Work through the data line by line, gathering every line that has the word "chevron".
------ SUPPLIED DATA ------
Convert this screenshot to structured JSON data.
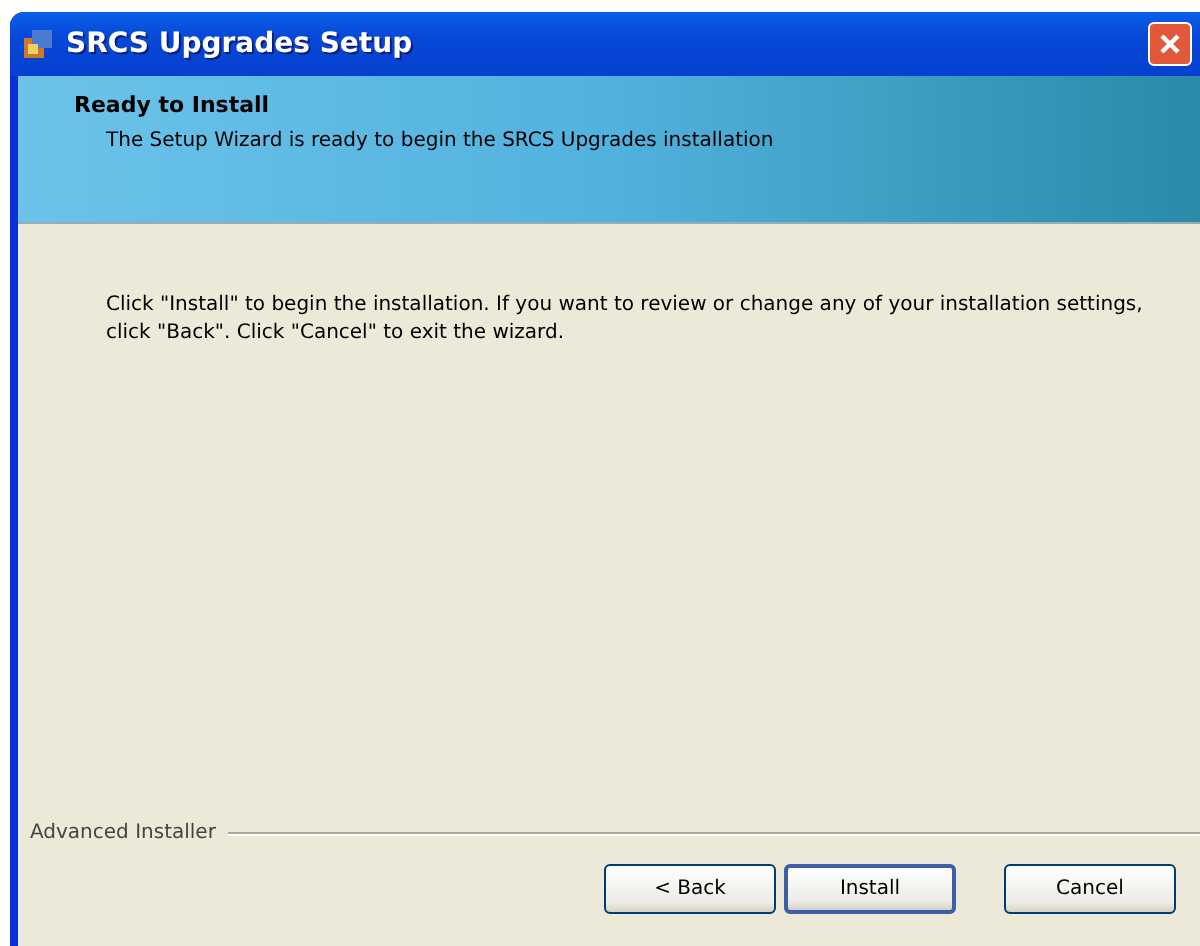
{
  "window": {
    "title": "SRCS Upgrades Setup"
  },
  "header": {
    "title": "Ready to Install",
    "subtitle": "The Setup Wizard is ready to begin the SRCS Upgrades installation"
  },
  "body": {
    "text": "Click \"Install\" to begin the installation.  If you want to review or change any of your installation settings, click \"Back\".  Click \"Cancel\" to exit the wizard."
  },
  "footer": {
    "brand": "Advanced Installer"
  },
  "buttons": [
    {
      "label": "< Back",
      "default": false
    },
    {
      "label": "Install",
      "default": true
    },
    {
      "label": "Cancel",
      "default": false
    }
  ]
}
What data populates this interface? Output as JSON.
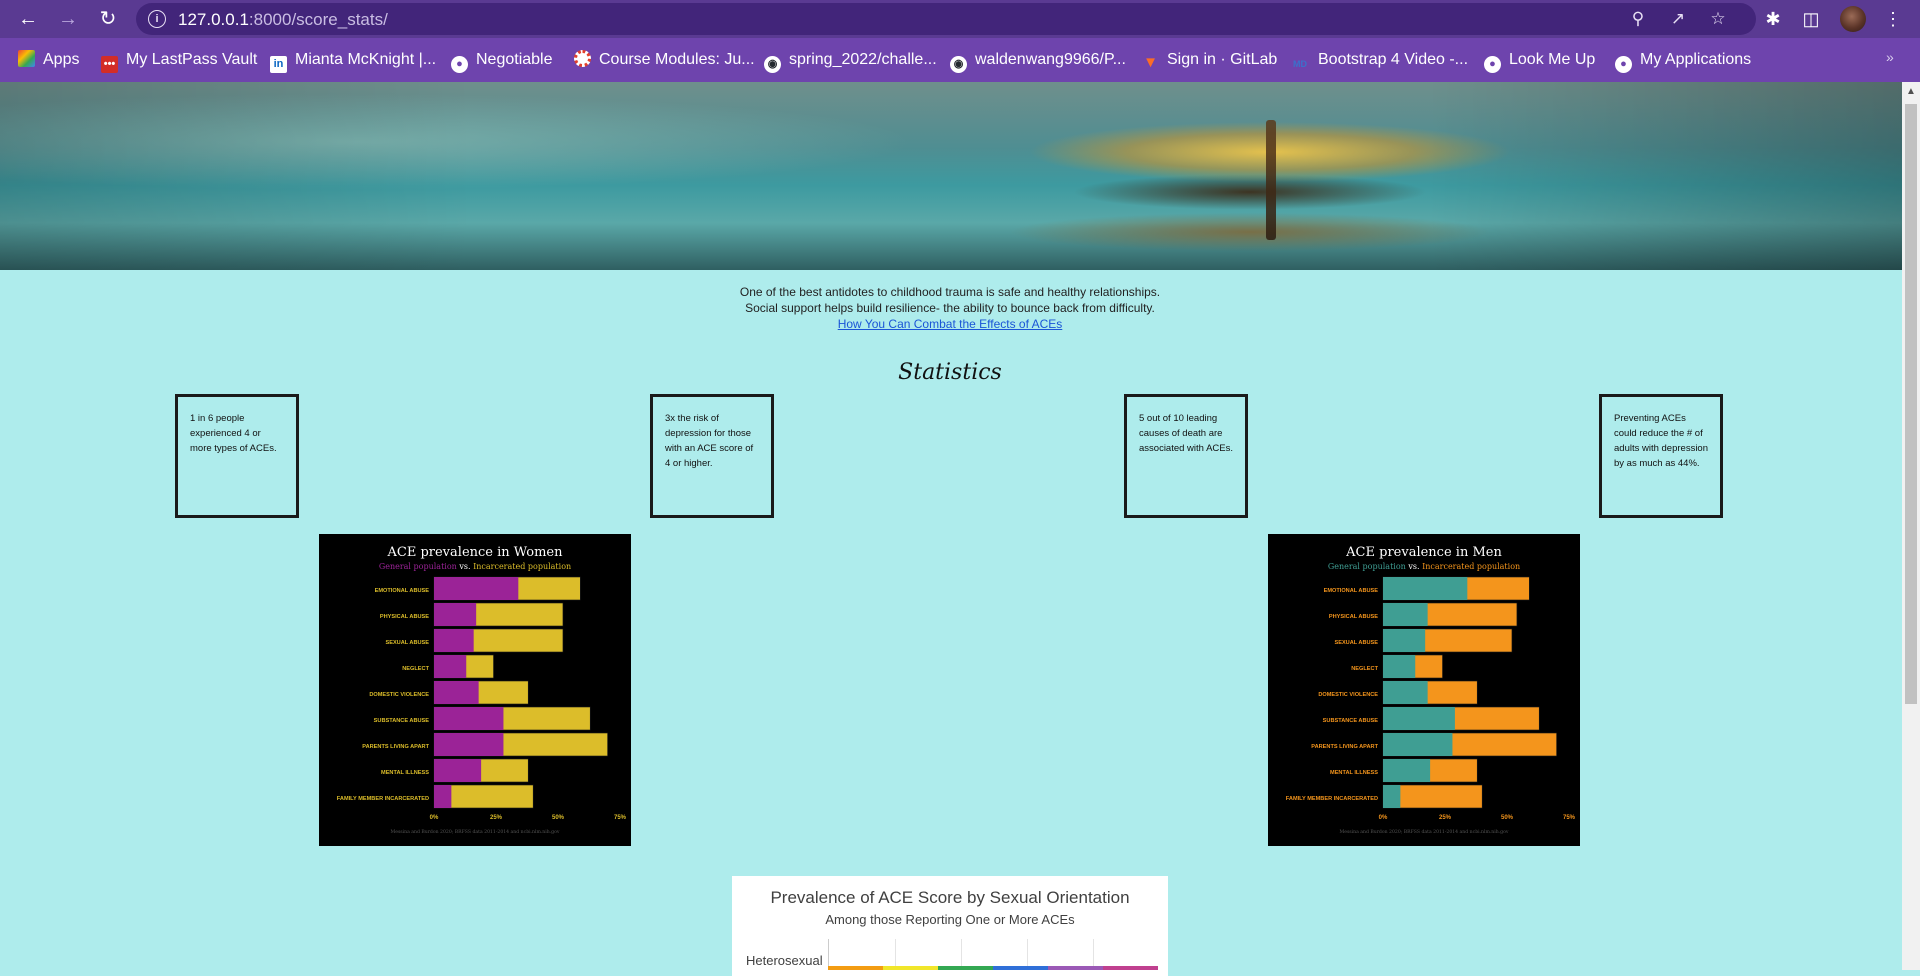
{
  "browser": {
    "url_host": "127.0.0.1",
    "url_rest": ":8000/score_stats/",
    "bookmarks": [
      {
        "label": "Apps",
        "icon": "apps-grid-icon",
        "color": "#e8493b"
      },
      {
        "label": "My LastPass Vault",
        "icon": "lastpass-icon",
        "color": "#d32d27"
      },
      {
        "label": "Mianta McKnight |...",
        "icon": "linkedin-icon",
        "color": "#0a66c2"
      },
      {
        "label": "Negotiable",
        "icon": "globe-icon",
        "color": "#ffffff"
      },
      {
        "label": "Course Modules: Ju...",
        "icon": "canvas-icon",
        "color": "#e13f2b"
      },
      {
        "label": "spring_2022/challe...",
        "icon": "github-icon",
        "color": "#ffffff"
      },
      {
        "label": "waldenwang9966/P...",
        "icon": "github-icon",
        "color": "#ffffff"
      },
      {
        "label": "Sign in · GitLab",
        "icon": "gitlab-icon",
        "color": "#fc6d26"
      },
      {
        "label": "Bootstrap 4 Video -...",
        "icon": "mdb-icon",
        "color": "#3b71ca"
      },
      {
        "label": "Look Me Up",
        "icon": "globe-icon",
        "color": "#ffffff"
      },
      {
        "label": "My Applications",
        "icon": "globe-icon",
        "color": "#ffffff"
      }
    ]
  },
  "intro": {
    "line1": "One of the best antidotes to childhood trauma is safe and healthy relationships.",
    "line2": "Social support helps build resilience- the ability to bounce back from difficulty.",
    "link": "How You Can Combat the Effects of ACEs"
  },
  "stats_title": "Statistics",
  "stats": [
    "1 in 6 people experienced 4 or more types of ACEs.",
    "3x the risk of depression for those with an ACE score of 4 or higher.",
    "5 out of 10 leading causes of death are associated with ACEs.",
    "Preventing ACEs could reduce the # of adults with depression by as much as 44%."
  ],
  "chart_data": [
    {
      "type": "bar",
      "title": "ACE prevalence in Women",
      "subtitle_a": "General population",
      "subtitle_vs": "vs.",
      "subtitle_b": "Incarcerated population",
      "categories": [
        "EMOTIONAL ABUSE",
        "PHYSICAL ABUSE",
        "SEXUAL ABUSE",
        "NEGLECT",
        "DOMESTIC VIOLENCE",
        "SUBSTANCE ABUSE",
        "PARENTS LIVING APART",
        "MENTAL ILLNESS",
        "FAMILY MEMBER INCARCERATED"
      ],
      "series": [
        {
          "name": "General population",
          "color": "#9b2397",
          "values": [
            34,
            17,
            16,
            13,
            18,
            28,
            28,
            19,
            7
          ]
        },
        {
          "name": "Incarcerated population",
          "color": "#dcbd2a",
          "values": [
            59,
            52,
            52,
            24,
            38,
            63,
            70,
            38,
            40
          ]
        }
      ],
      "ticks": [
        "0%",
        "25%",
        "50%",
        "75%"
      ],
      "ylim": [
        0,
        75
      ],
      "source": "Messina and Burdon 2020; BRFSS data 2011-2014 and ncbi.nlm.nih.gov"
    },
    {
      "type": "bar",
      "title": "ACE prevalence in Men",
      "subtitle_a": "General population",
      "subtitle_vs": "vs.",
      "subtitle_b": "Incarcerated population",
      "categories": [
        "EMOTIONAL ABUSE",
        "PHYSICAL ABUSE",
        "SEXUAL ABUSE",
        "NEGLECT",
        "DOMESTIC VIOLENCE",
        "SUBSTANCE ABUSE",
        "PARENTS LIVING APART",
        "MENTAL ILLNESS",
        "FAMILY MEMBER INCARCERATED"
      ],
      "series": [
        {
          "name": "General population",
          "color": "#3f9e93",
          "values": [
            34,
            18,
            17,
            13,
            18,
            29,
            28,
            19,
            7
          ]
        },
        {
          "name": "Incarcerated population",
          "color": "#f4951c",
          "values": [
            59,
            54,
            52,
            24,
            38,
            63,
            70,
            38,
            40
          ]
        }
      ],
      "ticks": [
        "0%",
        "25%",
        "50%",
        "75%"
      ],
      "ylim": [
        0,
        75
      ],
      "source": "Messina and Burdon 2020; BRFSS data 2011-2014 and ncbi.nlm.nih.gov"
    }
  ],
  "orientation_chart": {
    "title": "Prevalence of ACE Score by Sexual Orientation",
    "subtitle": "Among those Reporting One or More ACEs",
    "row_label": "Heterosexual",
    "colors": [
      "#f39c12",
      "#f1e62a",
      "#34a853",
      "#2f6fd8",
      "#9b59b6",
      "#c0408f"
    ]
  }
}
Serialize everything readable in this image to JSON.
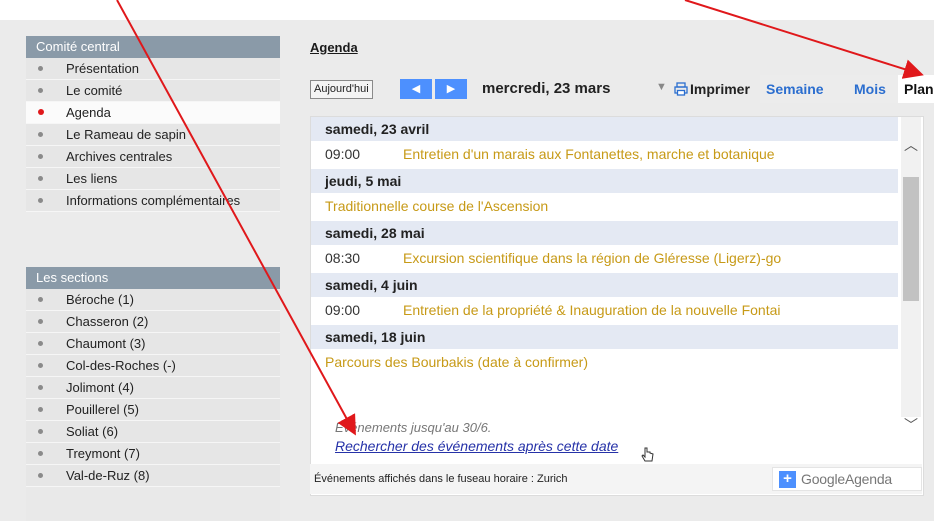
{
  "main_nav": {
    "title": "Comité central",
    "items": [
      {
        "label": "Présentation",
        "active": false
      },
      {
        "label": "Le comité",
        "active": false
      },
      {
        "label": "Agenda",
        "active": true
      },
      {
        "label": "Le Rameau de sapin",
        "active": false
      },
      {
        "label": "Archives centrales",
        "active": false
      },
      {
        "label": "Les liens",
        "active": false
      },
      {
        "label": "Informations complémentaires",
        "active": false
      }
    ]
  },
  "sections_nav": {
    "title": "Les sections",
    "items": [
      {
        "label": "Béroche (1)"
      },
      {
        "label": "Chasseron (2)"
      },
      {
        "label": "Chaumont (3)"
      },
      {
        "label": "Col-des-Roches (-)"
      },
      {
        "label": "Jolimont (4)"
      },
      {
        "label": "Pouillerel (5)"
      },
      {
        "label": "Soliat (6)"
      },
      {
        "label": "Treymont (7)"
      },
      {
        "label": "Val-de-Ruz (8)"
      }
    ]
  },
  "agenda": {
    "title": "Agenda",
    "toolbar": {
      "today": "Aujourd'hui",
      "prev_icon": "chevron-left-icon",
      "next_icon": "chevron-right-icon",
      "date": "mercredi, 23 mars",
      "dropdown_icon": "caret-down-icon",
      "print": "Imprimer",
      "tabs": {
        "week": "Semaine",
        "month": "Mois",
        "plan": "Planning"
      }
    },
    "days": [
      {
        "date": "samedi, 23 avril",
        "events": [
          {
            "time": "09:00",
            "title": "Entretien d'un marais aux Fontanettes, marche et botanique"
          }
        ]
      },
      {
        "date": "jeudi, 5 mai",
        "events": [
          {
            "time": "",
            "title": "Traditionnelle course de l'Ascension"
          }
        ]
      },
      {
        "date": "samedi, 28 mai",
        "events": [
          {
            "time": "08:30",
            "title": "Excursion scientifique dans la région de Gléresse (Ligerz)-go"
          }
        ]
      },
      {
        "date": "samedi, 4 juin",
        "events": [
          {
            "time": "09:00",
            "title": "Entretien de la propriété & Inauguration de la nouvelle Fontai"
          }
        ]
      },
      {
        "date": "samedi, 18 juin",
        "events": [
          {
            "time": "",
            "title": "Parcours des Bourbakis (date à confirmer)"
          }
        ]
      }
    ],
    "footer_note": "Événements jusqu'au 30/6.",
    "search_link": "Rechercher des événements après cette date",
    "timezone_note": "Événements affichés dans le fuseau horaire : Zurich",
    "badge": "GoogleAgenda"
  },
  "colors": {
    "nav_header": "#8a9aa8",
    "active_dot": "#e0181b",
    "event_title": "#c79a17",
    "link": "#2632a8",
    "tab_link": "#2b6ecf",
    "arrow": "#e0181b",
    "google_blue": "#4d90fe"
  }
}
------
→ **TASK RESULT**
      "prev_icon": "chevron-left-icon",
      "next_icon": "chevron-right-icon",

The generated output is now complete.